Transcribe the data that follows precisely, omitting nothing.

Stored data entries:
-- BEGIN --

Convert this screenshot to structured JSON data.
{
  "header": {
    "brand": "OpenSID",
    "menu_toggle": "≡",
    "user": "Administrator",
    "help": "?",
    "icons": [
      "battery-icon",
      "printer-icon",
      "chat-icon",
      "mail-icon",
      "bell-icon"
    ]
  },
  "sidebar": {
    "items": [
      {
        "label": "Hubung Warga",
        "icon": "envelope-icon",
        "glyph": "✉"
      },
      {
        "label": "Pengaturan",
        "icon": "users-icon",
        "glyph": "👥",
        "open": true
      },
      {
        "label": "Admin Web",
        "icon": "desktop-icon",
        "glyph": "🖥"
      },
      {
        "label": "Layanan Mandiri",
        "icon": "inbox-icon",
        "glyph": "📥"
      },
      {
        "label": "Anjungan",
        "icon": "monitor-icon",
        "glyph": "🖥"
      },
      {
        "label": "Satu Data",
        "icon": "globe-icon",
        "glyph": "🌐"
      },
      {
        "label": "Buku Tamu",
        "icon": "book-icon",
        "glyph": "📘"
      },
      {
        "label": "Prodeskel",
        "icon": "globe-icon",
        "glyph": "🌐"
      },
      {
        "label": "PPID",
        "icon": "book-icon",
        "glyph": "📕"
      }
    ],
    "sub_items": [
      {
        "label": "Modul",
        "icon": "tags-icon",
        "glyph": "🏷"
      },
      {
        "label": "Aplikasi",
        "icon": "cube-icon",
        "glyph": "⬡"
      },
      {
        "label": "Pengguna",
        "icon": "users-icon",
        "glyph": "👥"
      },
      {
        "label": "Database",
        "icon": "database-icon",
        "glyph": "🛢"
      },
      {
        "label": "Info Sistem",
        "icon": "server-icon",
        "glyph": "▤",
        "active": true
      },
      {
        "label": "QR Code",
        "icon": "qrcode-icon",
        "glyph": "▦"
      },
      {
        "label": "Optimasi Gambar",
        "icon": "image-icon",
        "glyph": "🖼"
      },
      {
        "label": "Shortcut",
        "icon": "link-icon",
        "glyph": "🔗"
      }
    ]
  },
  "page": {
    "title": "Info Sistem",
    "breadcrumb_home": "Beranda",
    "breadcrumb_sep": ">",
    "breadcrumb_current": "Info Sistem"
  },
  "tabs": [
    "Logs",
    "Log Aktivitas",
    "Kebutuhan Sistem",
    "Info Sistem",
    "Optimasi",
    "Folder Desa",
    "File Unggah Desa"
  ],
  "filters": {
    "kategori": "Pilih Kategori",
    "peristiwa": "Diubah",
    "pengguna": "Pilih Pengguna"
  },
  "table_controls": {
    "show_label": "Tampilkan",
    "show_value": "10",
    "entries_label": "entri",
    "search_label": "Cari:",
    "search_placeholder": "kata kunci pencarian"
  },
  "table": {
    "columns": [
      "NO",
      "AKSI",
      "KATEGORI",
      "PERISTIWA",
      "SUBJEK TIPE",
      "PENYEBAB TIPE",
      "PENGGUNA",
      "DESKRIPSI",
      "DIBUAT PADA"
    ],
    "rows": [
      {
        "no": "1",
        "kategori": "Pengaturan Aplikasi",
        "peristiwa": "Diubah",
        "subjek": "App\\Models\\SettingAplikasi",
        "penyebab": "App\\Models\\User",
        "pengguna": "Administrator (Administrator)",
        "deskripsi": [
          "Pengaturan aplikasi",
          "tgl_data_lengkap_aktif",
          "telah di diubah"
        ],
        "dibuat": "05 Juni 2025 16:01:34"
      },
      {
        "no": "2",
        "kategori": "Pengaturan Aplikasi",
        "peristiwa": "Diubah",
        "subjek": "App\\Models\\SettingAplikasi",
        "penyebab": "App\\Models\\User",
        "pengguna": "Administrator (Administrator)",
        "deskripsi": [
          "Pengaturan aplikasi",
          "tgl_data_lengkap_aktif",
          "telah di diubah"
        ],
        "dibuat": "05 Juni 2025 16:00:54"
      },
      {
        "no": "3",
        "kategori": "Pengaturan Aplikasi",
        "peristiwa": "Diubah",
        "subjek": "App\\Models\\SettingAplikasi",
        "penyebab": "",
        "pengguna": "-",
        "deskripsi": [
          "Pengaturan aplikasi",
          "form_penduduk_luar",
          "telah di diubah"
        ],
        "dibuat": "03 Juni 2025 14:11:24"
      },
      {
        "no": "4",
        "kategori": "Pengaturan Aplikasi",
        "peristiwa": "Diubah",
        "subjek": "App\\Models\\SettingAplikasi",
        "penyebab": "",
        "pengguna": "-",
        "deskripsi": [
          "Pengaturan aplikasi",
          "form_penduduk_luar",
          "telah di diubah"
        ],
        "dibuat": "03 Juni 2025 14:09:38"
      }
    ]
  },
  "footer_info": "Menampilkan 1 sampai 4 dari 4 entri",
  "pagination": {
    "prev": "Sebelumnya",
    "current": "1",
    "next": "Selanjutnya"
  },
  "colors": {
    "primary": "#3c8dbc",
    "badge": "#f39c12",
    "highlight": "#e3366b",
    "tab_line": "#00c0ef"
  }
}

-- END --

COMPLETED EXERCISE —
Convert this screenshot to structured JSON data.
{
  "header": {
    "brand": "OpenSID",
    "menu_toggle": "≡",
    "user": "Administrator",
    "help": "?",
    "icons": [
      "battery-icon",
      "printer-icon",
      "chat-icon",
      "mail-icon",
      "bell-icon"
    ]
  },
  "sidebar": {
    "items": [
      {
        "label": "Hubung Warga",
        "icon": "envelope-icon",
        "glyph": "✉"
      },
      {
        "label": "Pengaturan",
        "icon": "users-icon",
        "glyph": "👥",
        "open": true
      },
      {
        "label": "Admin Web",
        "icon": "desktop-icon",
        "glyph": "🖥"
      },
      {
        "label": "Layanan Mandiri",
        "icon": "inbox-icon",
        "glyph": "📥"
      },
      {
        "label": "Anjungan",
        "icon": "monitor-icon",
        "glyph": "🖥"
      },
      {
        "label": "Satu Data",
        "icon": "globe-icon",
        "glyph": "🌐"
      },
      {
        "label": "Buku Tamu",
        "icon": "book-icon",
        "glyph": "📘"
      },
      {
        "label": "Prodeskel",
        "icon": "globe-icon",
        "glyph": "🌐"
      },
      {
        "label": "PPID",
        "icon": "book-icon",
        "glyph": "📕"
      }
    ],
    "sub_items": [
      {
        "label": "Modul",
        "icon": "tags-icon",
        "glyph": "🏷"
      },
      {
        "label": "Aplikasi",
        "icon": "cube-icon",
        "glyph": "⬡"
      },
      {
        "label": "Pengguna",
        "icon": "users-icon",
        "glyph": "👥"
      },
      {
        "label": "Database",
        "icon": "database-icon",
        "glyph": "🛢"
      },
      {
        "label": "Info Sistem",
        "icon": "server-icon",
        "glyph": "▤",
        "active": true
      },
      {
        "label": "QR Code",
        "icon": "qrcode-icon",
        "glyph": "▦"
      },
      {
        "label": "Optimasi Gambar",
        "icon": "image-icon",
        "glyph": "🖼"
      },
      {
        "label": "Shortcut",
        "icon": "link-icon",
        "glyph": "🔗"
      }
    ]
  },
  "page": {
    "title": "Info Sistem",
    "breadcrumb_home": "Beranda",
    "breadcrumb_sep": ">",
    "breadcrumb_current": "Info Sistem"
  },
  "tabs": [
    "Logs",
    "Log Aktivitas",
    "Kebutuhan Sistem",
    "Info Sistem",
    "Optimasi",
    "Folder Desa",
    "File Unggah Desa"
  ],
  "filters": {
    "kategori": "Pilih Kategori",
    "peristiwa": "Diubah",
    "pengguna": "Pilih Pengguna"
  },
  "table_controls": {
    "show_label": "Tampilkan",
    "show_value": "10",
    "entries_label": "entri",
    "search_label": "Cari:",
    "search_placeholder": "kata kunci pencarian"
  },
  "table": {
    "columns": [
      "NO",
      "AKSI",
      "KATEGORI",
      "PERISTIWA",
      "SUBJEK TIPE",
      "PENYEBAB TIPE",
      "PENGGUNA",
      "DESKRIPSI",
      "DIBUAT PADA"
    ],
    "rows": [
      {
        "no": "1",
        "kategori": "Pengaturan Aplikasi",
        "peristiwa": "Diubah",
        "subjek": "App\\Models\\SettingAplikasi",
        "penyebab": "App\\Models\\User",
        "pengguna": "Administrator (Administrator)",
        "deskripsi": [
          "Pengaturan aplikasi",
          "tgl_data_lengkap_aktif",
          "telah di diubah"
        ],
        "dibuat": "05 Juni 2025 16:01:34"
      },
      {
        "no": "2",
        "kategori": "Pengaturan Aplikasi",
        "peristiwa": "Diubah",
        "subjek": "App\\Models\\SettingAplikasi",
        "penyebab": "App\\Models\\User",
        "pengguna": "Administrator (Administrator)",
        "deskripsi": [
          "Pengaturan aplikasi",
          "tgl_data_lengkap_aktif",
          "telah di diubah"
        ],
        "dibuat": "05 Juni 2025 16:00:54"
      },
      {
        "no": "3",
        "kategori": "Pengaturan Aplikasi",
        "peristiwa": "Diubah",
        "subjek": "App\\Models\\SettingAplikasi",
        "penyebab": "",
        "pengguna": "-",
        "deskripsi": [
          "Pengaturan aplikasi",
          "form_penduduk_luar",
          "telah di diubah"
        ],
        "dibuat": "03 Juni 2025 14:11:24"
      },
      {
        "no": "4",
        "kategori": "Pengaturan Aplikasi",
        "peristiwa": "Diubah",
        "subjek": "App\\Models\\SettingAplikasi",
        "penyebab": "",
        "pengguna": "-",
        "deskripsi": [
          "Pengaturan aplikasi",
          "form_penduduk_luar",
          "telah di diubah"
        ],
        "dibuat": "03 Juni 2025 14:09:38"
      }
    ]
  },
  "footer_info": "Menampilkan 1 sampai 4 dari 4 entri",
  "pagination": {
    "prev": "Sebelumnya",
    "current": "1",
    "next": "Selanjutnya"
  },
  "colors": {
    "primary": "#3c8dbc",
    "badge": "#f39c12",
    "highlight": "#e3366b",
    "tab_line": "#00c0ef"
  }
}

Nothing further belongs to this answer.